• What you need to do: Your task is to repeat all of the data exactly while excluding the pictures.

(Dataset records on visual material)
---

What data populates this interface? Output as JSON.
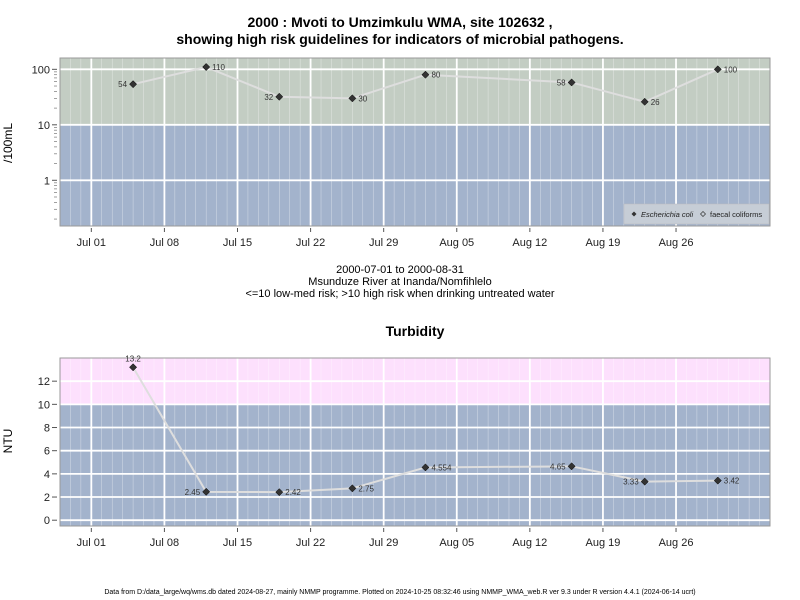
{
  "title_line1": "2000 : Mvoti to Umzimkulu WMA, site 102632 ,",
  "title_line2": "showing high risk guidelines for indicators of microbial pathogens.",
  "middle": {
    "date_range": "2000-07-01 to 2000-08-31",
    "site_name": "Msunduze River at Inanda/Nomfihlelo",
    "risk_note": "<=10 low-med risk; >10 high risk when drinking untreated water"
  },
  "turbidity_title": "Turbidity",
  "footer": "Data from D:/data_large/wq/wms.db dated 2024-08-27, mainly NMMP programme. Plotted on 2024-10-25 08:32:46 using NMMP_WMA_web.R ver 9.3 under R version 4.4.1 (2024-06-14 ucrt)",
  "colors": {
    "low_band": "#a3b3cc",
    "high_band_micro": "#c3cdc3",
    "high_band_turb": "#fde0fd",
    "line": "#dedede",
    "grid": "#ffffff",
    "marker": "#333333"
  },
  "chart_data": [
    {
      "type": "line",
      "panel": "microbial",
      "ylabel": "/100mL",
      "y_scale": "log",
      "ylim": [
        0.15,
        160
      ],
      "y_ticks": [
        1,
        10,
        100
      ],
      "y_tick_labels": [
        "1",
        "10",
        "100"
      ],
      "threshold": 10,
      "xlim": [
        "2000-06-28",
        "2000-09-04"
      ],
      "x_ticks": [
        "2000-07-01",
        "2000-07-08",
        "2000-07-15",
        "2000-07-22",
        "2000-07-29",
        "2000-08-05",
        "2000-08-12",
        "2000-08-19",
        "2000-08-26"
      ],
      "x_tick_labels": [
        "Jul 01",
        "Jul 08",
        "Jul 15",
        "Jul 22",
        "Jul 29",
        "Aug 05",
        "Aug 12",
        "Aug 19",
        "Aug 26"
      ],
      "grid": true,
      "legend_position": "bottom-right",
      "legend": [
        {
          "label": "Escherichia coli",
          "style": "filled-diamond",
          "italic": true
        },
        {
          "label": "faecal coliforms",
          "style": "open-diamond",
          "italic": false
        }
      ],
      "series": [
        {
          "name": "Escherichia coli",
          "points": [
            {
              "x": "2000-07-05",
              "y": 54,
              "label": "54",
              "label_side": "left"
            },
            {
              "x": "2000-07-12",
              "y": 110,
              "label": "110",
              "label_side": "right"
            },
            {
              "x": "2000-07-19",
              "y": 32,
              "label": "32",
              "label_side": "left"
            },
            {
              "x": "2000-07-26",
              "y": 30,
              "label": "30",
              "label_side": "right"
            },
            {
              "x": "2000-08-02",
              "y": 80,
              "label": "80",
              "label_side": "right"
            },
            {
              "x": "2000-08-16",
              "y": 58,
              "label": "58",
              "label_side": "left"
            },
            {
              "x": "2000-08-23",
              "y": 26,
              "label": "26",
              "label_side": "right"
            },
            {
              "x": "2000-08-30",
              "y": 100,
              "label": "100",
              "label_side": "right"
            }
          ]
        }
      ]
    },
    {
      "type": "line",
      "panel": "turbidity",
      "ylabel": "NTU",
      "y_scale": "linear",
      "ylim": [
        -0.5,
        14
      ],
      "y_ticks": [
        0,
        2,
        4,
        6,
        8,
        10,
        12
      ],
      "y_tick_labels": [
        "0",
        "2",
        "4",
        "6",
        "8",
        "10",
        "12"
      ],
      "threshold": 10,
      "xlim": [
        "2000-06-28",
        "2000-09-04"
      ],
      "x_ticks": [
        "2000-07-01",
        "2000-07-08",
        "2000-07-15",
        "2000-07-22",
        "2000-07-29",
        "2000-08-05",
        "2000-08-12",
        "2000-08-19",
        "2000-08-26"
      ],
      "x_tick_labels": [
        "Jul 01",
        "Jul 08",
        "Jul 15",
        "Jul 22",
        "Jul 29",
        "Aug 05",
        "Aug 12",
        "Aug 19",
        "Aug 26"
      ],
      "grid": true,
      "series": [
        {
          "name": "",
          "points": [
            {
              "x": "2000-07-05",
              "y": 13.2,
              "label": "13.2",
              "label_side": "top"
            },
            {
              "x": "2000-07-12",
              "y": 2.45,
              "label": "2.45",
              "label_side": "left"
            },
            {
              "x": "2000-07-19",
              "y": 2.42,
              "label": "2.42",
              "label_side": "right"
            },
            {
              "x": "2000-07-26",
              "y": 2.75,
              "label": "2.75",
              "label_side": "right"
            },
            {
              "x": "2000-08-02",
              "y": 4.554,
              "label": "4.554",
              "label_side": "right"
            },
            {
              "x": "2000-08-16",
              "y": 4.65,
              "label": "4.65",
              "label_side": "left"
            },
            {
              "x": "2000-08-23",
              "y": 3.33,
              "label": "3.33",
              "label_side": "left"
            },
            {
              "x": "2000-08-30",
              "y": 3.42,
              "label": "3.42",
              "label_side": "right"
            }
          ]
        }
      ]
    }
  ]
}
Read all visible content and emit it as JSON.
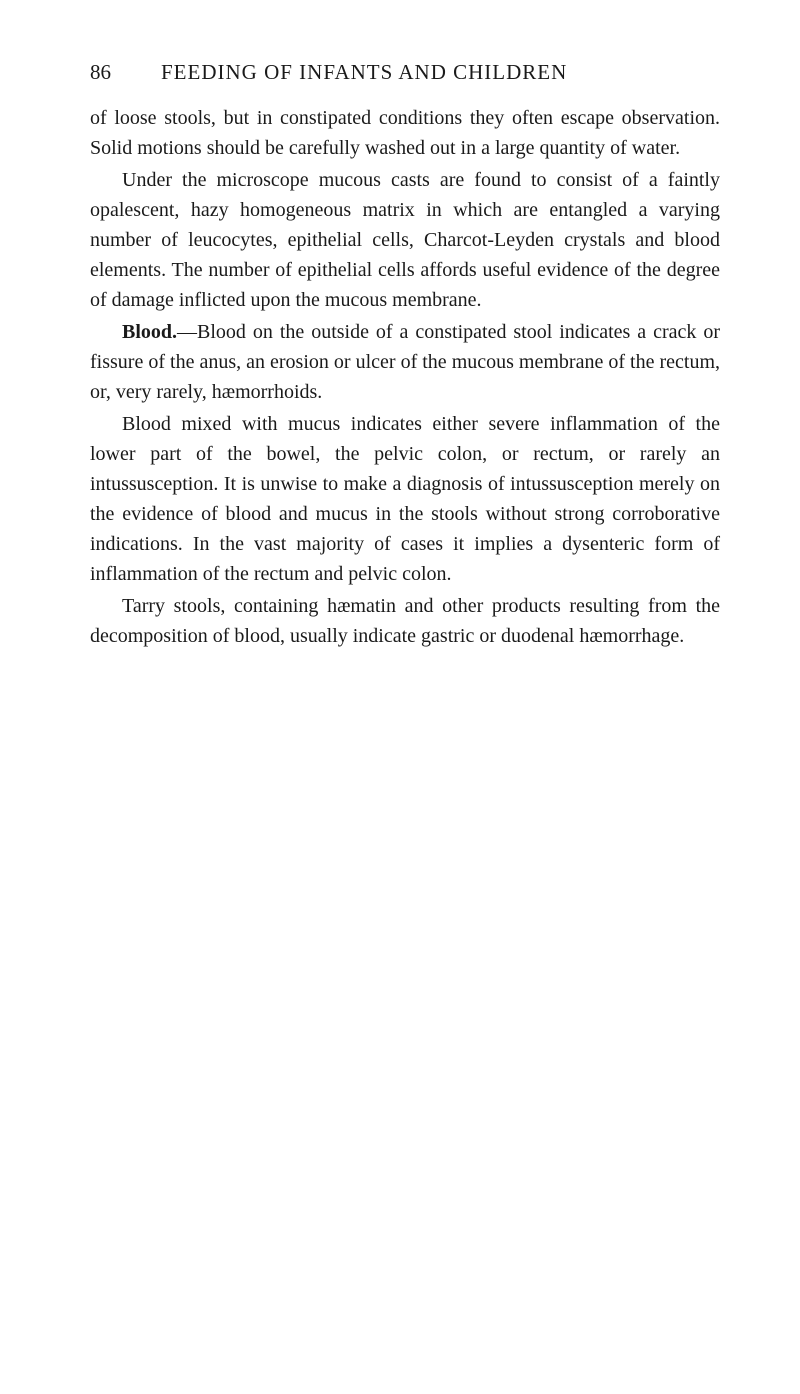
{
  "pageNumber": "86",
  "pageTitle": "FEEDING OF INFANTS AND CHILDREN",
  "paragraphs": {
    "p1": "of loose stools, but in constipated conditions they often escape observation. Solid motions should be carefully washed out in a large quantity of water.",
    "p2": "Under the microscope mucous casts are found to consist of a faintly opalescent, hazy homogeneous matrix in which are en­tangled a varying number of leucocytes, epithelial cells, Charcot-Leyden crystals and blood elements. The number of epithelial cells affords useful evidence of the degree of damage inflicted upon the mucous membrane.",
    "p3_label": "Blood.",
    "p3": "—Blood on the outside of a constipated stool indicates a crack or fissure of the anus, an erosion or ulcer of the mucous membrane of the rectum, or, very rarely, hæmorrhoids.",
    "p4": "Blood mixed with mucus indicates either severe inflammation of the lower part of the bowel, the pelvic colon, or rectum, or rarely an intussusception. It is unwise to make a diagnosis of intus­susception merely on the evidence of blood and mucus in the stools without strong corroborative indications. In the vast majority of cases it implies a dysenteric form of inflammation of the rectum and pelvic colon.",
    "p5": "Tarry stools, containing hæmatin and other products resulting from the decomposition of blood, usually indicate gastric or duodenal hæmorrhage."
  }
}
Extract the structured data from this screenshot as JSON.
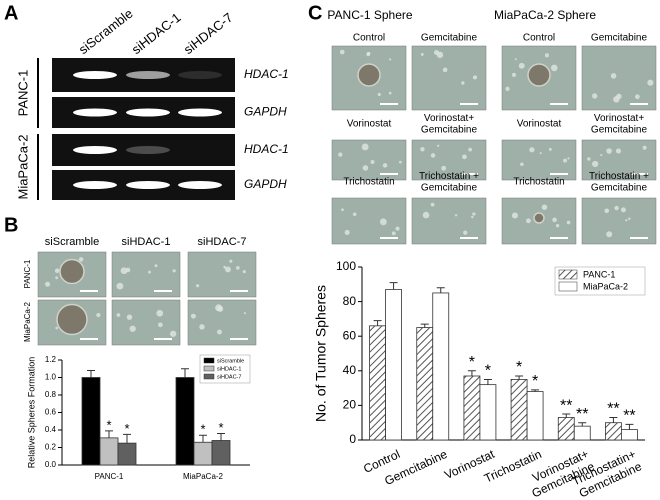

---

• Written solution:
What data populates this interface? Output as JSON.
{
  "title_line1": "2000 : Mvoti to Umzimkulu WMA, site 102632 ,",
  "title_line2": "showing high risk guidelines for indicators of microbial pathogens.",
  "middle": {
    "date_range": "2000-07-01 to 2000-08-31",
    "site_name": "Msunduze River at Inanda/Nomfihlelo",
    "risk_note": "<=10 low-med risk; >10 high risk when drinking untreated water"
  },
  "turbidity_title": "Turbidity",
  "footer": "Data from D:/data_large/wq/wms.db dated 2024-08-27, mainly NMMP programme. Plotted on 2024-10-25 08:32:46 using NMMP_WMA_web.R ver 9.3 under R version 4.4.1 (2024-06-14 ucrt)",
  "colors": {
    "low_band": "#a3b3cc",
    "high_band_micro": "#c3cdc3",
    "high_band_turb": "#fde0fd",
    "line": "#dedede",
    "grid": "#ffffff",
    "marker": "#333333"
  },
  "chart_data": [
    {
      "type": "line",
      "panel": "microbial",
      "ylabel": "/100mL",
      "y_scale": "log",
      "ylim": [
        0.15,
        160
      ],
      "y_ticks": [
        1,
        10,
        100
      ],
      "y_tick_labels": [
        "1",
        "10",
        "100"
      ],
      "threshold": 10,
      "xlim": [
        "2000-06-28",
        "2000-09-04"
      ],
      "x_ticks": [
        "2000-07-01",
        "2000-07-08",
        "2000-07-15",
        "2000-07-22",
        "2000-07-29",
        "2000-08-05",
        "2000-08-12",
        "2000-08-19",
        "2000-08-26"
      ],
      "x_tick_labels": [
        "Jul 01",
        "Jul 08",
        "Jul 15",
        "Jul 22",
        "Jul 29",
        "Aug 05",
        "Aug 12",
        "Aug 19",
        "Aug 26"
      ],
      "grid": true,
      "legend_position": "bottom-right",
      "legend": [
        {
          "label": "Escherichia coli",
          "style": "filled-diamond",
          "italic": true
        },
        {
          "label": "faecal coliforms",
          "style": "open-diamond",
          "italic": false
        }
      ],
      "series": [
        {
          "name": "Escherichia coli",
          "points": [
            {
              "x": "2000-07-05",
              "y": 54,
              "label": "54",
              "label_side": "left"
            },
            {
              "x": "2000-07-12",
              "y": 110,
              "label": "110",
              "label_side": "right"
            },
            {
              "x": "2000-07-19",
              "y": 32,
              "label": "32",
              "label_side": "left"
            },
            {
              "x": "2000-07-26",
              "y": 30,
              "label": "30",
              "label_side": "right"
            },
            {
              "x": "2000-08-02",
              "y": 80,
              "label": "80",
              "label_side": "right"
            },
            {
              "x": "2000-08-16",
              "y": 58,
              "label": "58",
              "label_side": "left"
            },
            {
              "x": "2000-08-23",
              "y": 26,
              "label": "26",
              "label_side": "right"
            },
            {
              "x": "2000-08-30",
              "y": 100,
              "label": "100",
              "label_side": "right"
            }
          ]
        }
      ]
    },
    {
      "type": "line",
      "panel": "turbidity",
      "ylabel": "NTU",
      "y_scale": "linear",
      "ylim": [
        -0.5,
        14
      ],
      "y_ticks": [
        0,
        2,
        4,
        6,
        8,
        10,
        12
      ],
      "y_tick_labels": [
        "0",
        "2",
        "4",
        "6",
        "8",
        "10",
        "12"
      ],
      "threshold": 10,
      "xlim": [
        "2000-06-28",
        "2000-09-04"
      ],
      "x_ticks": [
        "2000-07-01",
        "2000-07-08",
        "2000-07-15",
        "2000-07-22",
        "2000-07-29",
        "2000-08-05",
        "2000-08-12",
        "2000-08-19",
        "2000-08-26"
      ],
      "x_tick_labels": [
        "Jul 01",
        "Jul 08",
        "Jul 15",
        "Jul 22",
        "Jul 29",
        "Aug 05",
        "Aug 12",
        "Aug 19",
        "Aug 26"
      ],
      "grid": true,
      "series": [
        {
          "name": "",
          "points": [
            {
              "x": "2000-07-05",
              "y": 13.2,
              "label": "13.2",
              "label_side": "top"
            },
            {
              "x": "2000-07-12",
              "y": 2.45,
              "label": "2.45",
              "label_side": "left"
            },
            {
              "x": "2000-07-19",
              "y": 2.42,
              "label": "2.42",
              "label_side": "right"
            },
            {
              "x": "2000-07-26",
              "y": 2.75,
              "label": "2.75",
              "label_side": "right"
            },
            {
              "x": "2000-08-02",
              "y": 4.554,
              "label": "4.554",
              "label_side": "right"
            },
            {
              "x": "2000-08-16",
              "y": 4.65,
              "label": "4.65",
              "label_side": "left"
            },
            {
              "x": "2000-08-23",
              "y": 3.33,
              "label": "3.33",
              "label_side": "left"
            },
            {
              "x": "2000-08-30",
              "y": 3.42,
              "label": "3.42",
              "label_side": "right"
            }
          ]
        }
      ]
    }
  ]
}
Read all visible content and emit it as JSON.
{
  "pageNumber": "86",
  "pageTitle": "FEEDING OF INFANTS AND CHILDREN",
  "paragraphs": {
    "p1": "of loose stools, but in constipated conditions they often escape observation. Solid motions should be carefully washed out in a large quantity of water.",
    "p2": "Under the microscope mucous casts are found to consist of a faintly opalescent, hazy homogeneous matrix in which are en­tangled a varying number of leucocytes, epithelial cells, Charcot-Leyden crystals and blood elements. The number of epithelial cells affords useful evidence of the degree of damage inflicted upon the mucous membrane.",
    "p3_label": "Blood.",
    "p3": "—Blood on the outside of a constipated stool indicates a crack or fissure of the anus, an erosion or ulcer of the mucous membrane of the rectum, or, very rarely, hæmorrhoids.",
    "p4": "Blood mixed with mucus indicates either severe inflammation of the lower part of the bowel, the pelvic colon, or rectum, or rarely an intussusception. It is unwise to make a diagnosis of intus­susception merely on the evidence of blood and mucus in the stools without strong corroborative indications. In the vast majority of cases it implies a dysenteric form of inflammation of the rectum and pelvic colon.",
    "p5": "Tarry stools, containing hæmatin and other products resulting from the decomposition of blood, usually indicate gastric or duodenal hæmorrhage."
  }
}
Extract the structured data from this screenshot as JSON.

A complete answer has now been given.